Problem to solve:
Images are excluded; otherwise, output every record exactly.

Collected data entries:

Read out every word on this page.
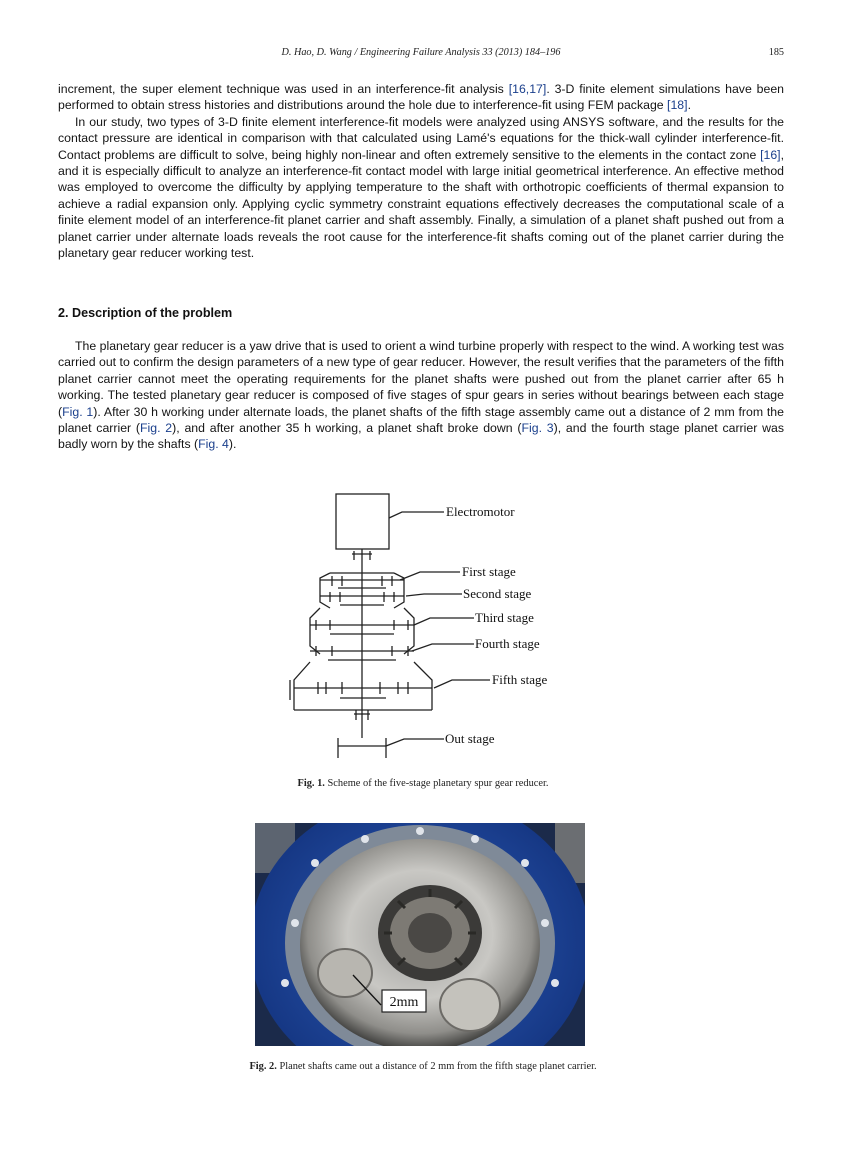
D. Hao, D. Wang / Engineering Failure Analysis 33 (2013) 184–196	185

increment, the super element technique was used in an interference-fit analysis [16,17]. 3-D finite element simulations have been performed to obtain stress histories and distributions around the hole due to interference-fit using FEM package [18].

In our study, two types of 3-D finite element interference-fit models were analyzed using ANSYS software, and the results for the contact pressure are identical in comparison with that calculated using Lamé's equations for the thick-wall cylinder interference-fit. Contact problems are difficult to solve, being highly non-linear and often extremely sensitive to the elements in the contact zone [16], and it is especially difficult to analyze an interference-fit contact model with large initial geometrical interference. An effective method was employed to overcome the difficulty by applying temperature to the shaft with orthotropic coefficients of thermal expansion to achieve a radial expansion only. Applying cyclic symmetry constraint equations effectively decreases the computational scale of a finite element model of an interference-fit planet carrier and shaft assembly. Finally, a simulation of a planet shaft pushed out from a planet carrier under alternate loads reveals the root cause for the interference-fit shafts coming out of the planet carrier during the planetary gear reducer working test.

2. Description of the problem

The planetary gear reducer is a yaw drive that is used to orient a wind turbine properly with respect to the wind. A working test was carried out to confirm the design parameters of a new type of gear reducer. However, the result verifies that the parameters of the fifth planet carrier cannot meet the operating requirements for the planet shafts were pushed out from the planet carrier after 65 h working. The tested planetary gear reducer is composed of five stages of spur gears in series without bearings between each stage (Fig. 1). After 30 h working under alternate loads, the planet shafts of the fifth stage assembly came out a distance of 2 mm from the planet carrier (Fig. 2), and after another 35 h working, a planet shaft broke down (Fig. 3), and the fourth stage planet carrier was badly worn by the shafts (Fig. 4).

Electromotor
First stage
Second stage
Third stage
Fourth stage
Fifth stage
Out stage
Fig. 1. Scheme of the five-stage planetary spur gear reducer.
2mm
Fig. 2. Planet shafts came out a distance of 2 mm from the fifth stage planet carrier.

Exercise solution:
Read out every word on this page.
D. Hao, D. Wang / Engineering Failure Analysis 33 (2013) 184–196	185

increment, the super element technique was used in an interference-fit analysis [16,17]. 3-D finite element simulations have been performed to obtain stress histories and distributions around the hole due to interference-fit using FEM package [18].

In our study, two types of 3-D finite element interference-fit models were analyzed using ANSYS software, and the results for the contact pressure are identical in comparison with that calculated using Lamé's equations for the thick-wall cylinder interference-fit. Contact problems are difficult to solve, being highly non-linear and often extremely sensitive to the elements in the contact zone [16], and it is especially difficult to analyze an interference-fit contact model with large initial geometrical interference. An effective method was employed to overcome the difficulty by applying temperature to the shaft with orthotropic coefficients of thermal expansion to achieve a radial expansion only. Applying cyclic symmetry constraint equations effectively decreases the computational scale of a finite element model of an interference-fit planet carrier and shaft assembly. Finally, a simulation of a planet shaft pushed out from a planet carrier under alternate loads reveals the root cause for the interference-fit shafts coming out of the planet carrier during the planetary gear reducer working test.

2. Description of the problem

The planetary gear reducer is a yaw drive that is used to orient a wind turbine properly with respect to the wind. A working test was carried out to confirm the design parameters of a new type of gear reducer. However, the result verifies that the parameters of the fifth planet carrier cannot meet the operating requirements for the planet shafts were pushed out from the planet carrier after 65 h working. The tested planetary gear reducer is composed of five stages of spur gears in series without bearings between each stage (Fig. 1). After 30 h working under alternate loads, the planet shafts of the fifth stage assembly came out a distance of 2 mm from the planet carrier (Fig. 2), and after another 35 h working, a planet shaft broke down (Fig. 3), and the fourth stage planet carrier was badly worn by the shafts (Fig. 4).

Electromotor
First stage
Second stage
Third stage
Fourth stage
Fifth stage
Out stage
Fig. 1. Scheme of the five-stage planetary spur gear reducer.
2mm
Fig. 2. Planet shafts came out a distance of 2 mm from the fifth stage planet carrier.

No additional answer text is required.